- _Task prompt_
Reproduce each line exactly. Skip none.

- _Records to use_
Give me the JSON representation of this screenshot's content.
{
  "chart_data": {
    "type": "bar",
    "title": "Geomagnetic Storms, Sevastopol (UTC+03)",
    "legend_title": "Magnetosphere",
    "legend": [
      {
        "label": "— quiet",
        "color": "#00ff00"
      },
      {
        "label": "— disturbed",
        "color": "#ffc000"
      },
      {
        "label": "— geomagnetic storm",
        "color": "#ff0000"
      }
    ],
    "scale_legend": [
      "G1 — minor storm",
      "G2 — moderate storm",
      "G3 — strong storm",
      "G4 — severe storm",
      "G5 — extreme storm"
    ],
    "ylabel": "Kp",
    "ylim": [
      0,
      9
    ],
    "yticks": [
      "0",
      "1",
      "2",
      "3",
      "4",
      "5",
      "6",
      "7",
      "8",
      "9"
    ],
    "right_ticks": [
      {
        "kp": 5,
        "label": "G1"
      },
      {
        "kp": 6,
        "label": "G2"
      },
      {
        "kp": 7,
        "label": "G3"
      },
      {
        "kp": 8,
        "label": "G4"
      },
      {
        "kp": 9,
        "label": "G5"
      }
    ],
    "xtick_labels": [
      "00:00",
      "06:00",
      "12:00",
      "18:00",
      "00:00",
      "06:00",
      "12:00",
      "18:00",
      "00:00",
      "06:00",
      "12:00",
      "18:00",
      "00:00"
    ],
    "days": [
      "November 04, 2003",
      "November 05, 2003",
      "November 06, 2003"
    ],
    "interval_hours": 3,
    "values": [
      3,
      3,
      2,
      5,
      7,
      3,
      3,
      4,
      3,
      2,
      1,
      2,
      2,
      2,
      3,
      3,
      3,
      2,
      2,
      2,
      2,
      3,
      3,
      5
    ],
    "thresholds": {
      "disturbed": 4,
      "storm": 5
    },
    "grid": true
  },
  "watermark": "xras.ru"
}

- _Correct result_
Give me the JSON representation of this screenshot's content.
{
  "chart_data": {
    "type": "bar",
    "title": "Geomagnetic Storms, Sevastopol (UTC+03)",
    "legend_title": "Magnetosphere",
    "legend": [
      {
        "label": "— quiet",
        "color": "#00ff00"
      },
      {
        "label": "— disturbed",
        "color": "#ffc000"
      },
      {
        "label": "— geomagnetic storm",
        "color": "#ff0000"
      }
    ],
    "scale_legend": [
      "G1 — minor storm",
      "G2 — moderate storm",
      "G3 — strong storm",
      "G4 — severe storm",
      "G5 — extreme storm"
    ],
    "ylabel": "Kp",
    "ylim": [
      0,
      9
    ],
    "yticks": [
      "0",
      "1",
      "2",
      "3",
      "4",
      "5",
      "6",
      "7",
      "8",
      "9"
    ],
    "right_ticks": [
      {
        "kp": 5,
        "label": "G1"
      },
      {
        "kp": 6,
        "label": "G2"
      },
      {
        "kp": 7,
        "label": "G3"
      },
      {
        "kp": 8,
        "label": "G4"
      },
      {
        "kp": 9,
        "label": "G5"
      }
    ],
    "xtick_labels": [
      "00:00",
      "06:00",
      "12:00",
      "18:00",
      "00:00",
      "06:00",
      "12:00",
      "18:00",
      "00:00",
      "06:00",
      "12:00",
      "18:00",
      "00:00"
    ],
    "days": [
      "November 04, 2003",
      "November 05, 2003",
      "November 06, 2003"
    ],
    "interval_hours": 3,
    "values": [
      3,
      3,
      2,
      5,
      7,
      3,
      3,
      4,
      3,
      2,
      1,
      2,
      2,
      2,
      3,
      3,
      3,
      2,
      2,
      2,
      2,
      3,
      3,
      5
    ],
    "thresholds": {
      "disturbed": 4,
      "storm": 5
    },
    "grid": true
  },
  "watermark": "xras.ru"
}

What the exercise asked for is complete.